======== GIVEN TEXT ========
NEWSLETTER CONCERNS - At the top I'll take a moment of personal privilege to thank so many of you for your words of encouragement since I announced a reboot of my old newsletter. It's great to have such kind friends. But with your encouragement you expressed concerns, and that's what I want to touch on briefly.
Your essential concern is that taking on this task is quite an undertaking, perhaps too much for one person, in addition to my other duties, the blog, living my own life, keeping mice out of my house, etc. "How can you even think of adding this to your load?" was the most insistent, gut-wrenching question I got.
Let me first say, If I didn't think I could do it, I wouldn't try. I'm not one of those fools who always tests his limits. I accept my limits in life, believing it's better to abide peacefully in complete insentience than to try to do more than you're able. As for the newsletter, I know I can do it!
Yes, of course a newsletter can be a real handful, particularly for the average person. But I have advantages: There's my iron will and steely resolve. There's my far-reaching ability to glimpse the end from the beginning, giving me the greatest confidence. And finally, even if all that forsook me, there's my super brain. I assure you, with a super brain you can accomplish a lot more than pure idiots. (I'm not dissing anyone, don't write in.)
Your concerns are appreciated, but as you can tell, I've got this thing! How? The learning goes in the hopper. Just this morning I read a few pages of a book, very refreshing. The learning arrives at my super brain's grinders, where it's ground to whatever consistency I choose; this particular book became fine meal. Finally, the chute roars into action with the barrel collecting the next newsletter.
======== DATA EXTRACT ========
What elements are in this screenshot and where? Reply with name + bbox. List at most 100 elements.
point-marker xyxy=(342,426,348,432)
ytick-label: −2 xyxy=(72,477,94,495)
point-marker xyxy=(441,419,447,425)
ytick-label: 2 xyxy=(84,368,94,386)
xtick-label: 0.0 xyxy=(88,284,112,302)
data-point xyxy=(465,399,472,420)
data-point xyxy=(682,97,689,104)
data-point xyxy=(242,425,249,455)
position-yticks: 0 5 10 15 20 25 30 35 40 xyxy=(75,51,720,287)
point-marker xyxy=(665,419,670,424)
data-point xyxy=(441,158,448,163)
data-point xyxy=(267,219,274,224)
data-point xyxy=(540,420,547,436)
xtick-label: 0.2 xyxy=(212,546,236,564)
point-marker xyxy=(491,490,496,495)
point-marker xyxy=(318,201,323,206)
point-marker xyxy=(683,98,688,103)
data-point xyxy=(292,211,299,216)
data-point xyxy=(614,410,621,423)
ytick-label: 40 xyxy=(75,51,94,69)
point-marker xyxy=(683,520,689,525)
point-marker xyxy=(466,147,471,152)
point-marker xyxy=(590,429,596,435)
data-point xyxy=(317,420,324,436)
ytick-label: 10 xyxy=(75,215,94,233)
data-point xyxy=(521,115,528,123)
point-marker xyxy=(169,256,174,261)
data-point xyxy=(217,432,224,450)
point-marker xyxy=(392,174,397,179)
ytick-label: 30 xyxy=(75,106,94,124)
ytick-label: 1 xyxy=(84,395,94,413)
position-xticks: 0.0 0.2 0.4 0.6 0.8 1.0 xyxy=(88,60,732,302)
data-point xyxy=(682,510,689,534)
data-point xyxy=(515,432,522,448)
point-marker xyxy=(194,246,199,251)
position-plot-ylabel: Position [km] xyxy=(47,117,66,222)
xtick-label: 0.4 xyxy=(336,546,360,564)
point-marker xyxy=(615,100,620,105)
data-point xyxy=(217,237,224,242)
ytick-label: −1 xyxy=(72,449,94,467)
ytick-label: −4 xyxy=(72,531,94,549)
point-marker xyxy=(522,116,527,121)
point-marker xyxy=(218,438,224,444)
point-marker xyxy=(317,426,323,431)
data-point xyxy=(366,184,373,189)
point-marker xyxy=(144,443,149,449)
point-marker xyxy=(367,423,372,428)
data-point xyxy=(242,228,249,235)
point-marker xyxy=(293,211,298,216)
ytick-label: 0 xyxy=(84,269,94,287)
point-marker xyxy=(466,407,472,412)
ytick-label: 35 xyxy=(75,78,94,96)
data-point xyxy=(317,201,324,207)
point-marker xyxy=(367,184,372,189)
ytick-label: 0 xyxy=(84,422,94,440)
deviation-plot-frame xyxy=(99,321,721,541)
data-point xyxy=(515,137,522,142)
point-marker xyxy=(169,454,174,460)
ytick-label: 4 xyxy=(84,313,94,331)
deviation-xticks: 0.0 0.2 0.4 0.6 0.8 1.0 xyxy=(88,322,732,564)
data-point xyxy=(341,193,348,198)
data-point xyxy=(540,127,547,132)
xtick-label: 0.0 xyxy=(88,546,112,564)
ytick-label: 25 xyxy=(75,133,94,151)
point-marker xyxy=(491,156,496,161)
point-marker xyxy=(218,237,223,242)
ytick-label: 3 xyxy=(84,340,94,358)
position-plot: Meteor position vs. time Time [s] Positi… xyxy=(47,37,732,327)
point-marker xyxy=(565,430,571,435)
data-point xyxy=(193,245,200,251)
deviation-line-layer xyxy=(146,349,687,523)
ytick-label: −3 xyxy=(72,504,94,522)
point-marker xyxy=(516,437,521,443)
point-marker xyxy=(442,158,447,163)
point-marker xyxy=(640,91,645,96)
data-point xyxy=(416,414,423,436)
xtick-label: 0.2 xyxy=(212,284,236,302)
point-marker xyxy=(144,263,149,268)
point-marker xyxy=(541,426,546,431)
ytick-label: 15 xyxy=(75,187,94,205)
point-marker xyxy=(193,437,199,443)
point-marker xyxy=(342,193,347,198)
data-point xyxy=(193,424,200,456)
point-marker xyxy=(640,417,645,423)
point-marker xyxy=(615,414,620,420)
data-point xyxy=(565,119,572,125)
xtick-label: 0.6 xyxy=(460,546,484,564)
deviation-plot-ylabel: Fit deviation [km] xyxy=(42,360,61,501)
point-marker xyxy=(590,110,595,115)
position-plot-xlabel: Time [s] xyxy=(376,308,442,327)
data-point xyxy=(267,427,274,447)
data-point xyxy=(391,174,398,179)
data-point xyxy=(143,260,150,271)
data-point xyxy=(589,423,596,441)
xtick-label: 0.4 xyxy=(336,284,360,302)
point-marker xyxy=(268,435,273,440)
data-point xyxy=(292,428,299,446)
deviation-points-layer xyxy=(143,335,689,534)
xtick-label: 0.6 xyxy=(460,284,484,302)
========
**WHAT TO WORK ON**
A) List every part of the writer's "super brain" machinery that the newsletter piece names in describing how learning becomes a newsletter.
B) Answer these questions using the newsletter piece.
(i) Which question from readers does the writer call the most insistent?
(ii) What did the book the writer read this morning become in the grinders?
(iii) What did the writer announce a reboot of?
C) Write the next part of the newsletter piece, starting after its final sentence.

**TASK RESULTS**
A) The hopper, the grinders, the chute and the barrel.

B)
(i) "How can you even think of adding this to your load?"
(ii) Fine meal.
(iii) The writer's old newsletter.

C)
HEART ATTACK - The previous article is everything a newsletter would need. But I'm going on, adding more! Another way you can encourage me is to subscribe. I can't tell you how much I love seeing my numbers go up. Whether it's by 100, 10, or even 1, it thrills me to no end. That's what your subscription does for me, and I thank you. But there's also something that drags me down, and really sets me off, sometimes to the point of violent rage. You guessed it, if anyone UNsubscribes. Just seeing the number go down by 1 is enough, all things being equal, to unhinge me. At which point I can't be held responsible for my actions. My one request to you is, If you subscribe, please do so with the unspoken vow in your mind that you will never UNsubscribe. When you resolve that, both of us will be happier. When I say this, friends, I'm serious, heart attack serious.
PHILOSOPHY FOR LIFE - I'm a big believer that everyone's life, and every second of life, has significance, and sometimes eternal consequences. A big part of our happiness comes from realizing this. It can be something monumental, like scaling a lofty mountain peak. You're up there, you feel the chilly wind rattling your bones, and you never forget it. Or it can be something as (apparently) trivial as reading a paragraph in some guy's newsletter and saying, "Hmm."
You see what that "Hmm" represents? A turning point, an insight, a flash of light, a moment. Like on a hot day when you take a sip of ice-cold water; you've endured the heat of the day and that sip comes across as a flash of refreshment.
My flash of refreshment to you today are these simple words, "Be encouraged." Take that in, let it roll around your mind. Seems so small, I know, like a BB in an auditorium. But somehow it keeps rolling back to you. You can ignore it, and soon your friends will say how wasted you look, how dessicated, and how terrible things must be for you. Or you can run with that good thought and become like Superman or Superwoman. Wouldn't you rather be Superman than Superwaste!
OLD NEWS - One time a teacher accused me of something I didn't do. Which was twiddle my finger around the side of my head, the same as saying, "The teacher is really dumb." I got in serious trouble, had to go to the office, where for punishment the principal shook me. It was the craziest thing, since I didn't do what they said I did. Meaning, the teacher deserved what I didn't give her!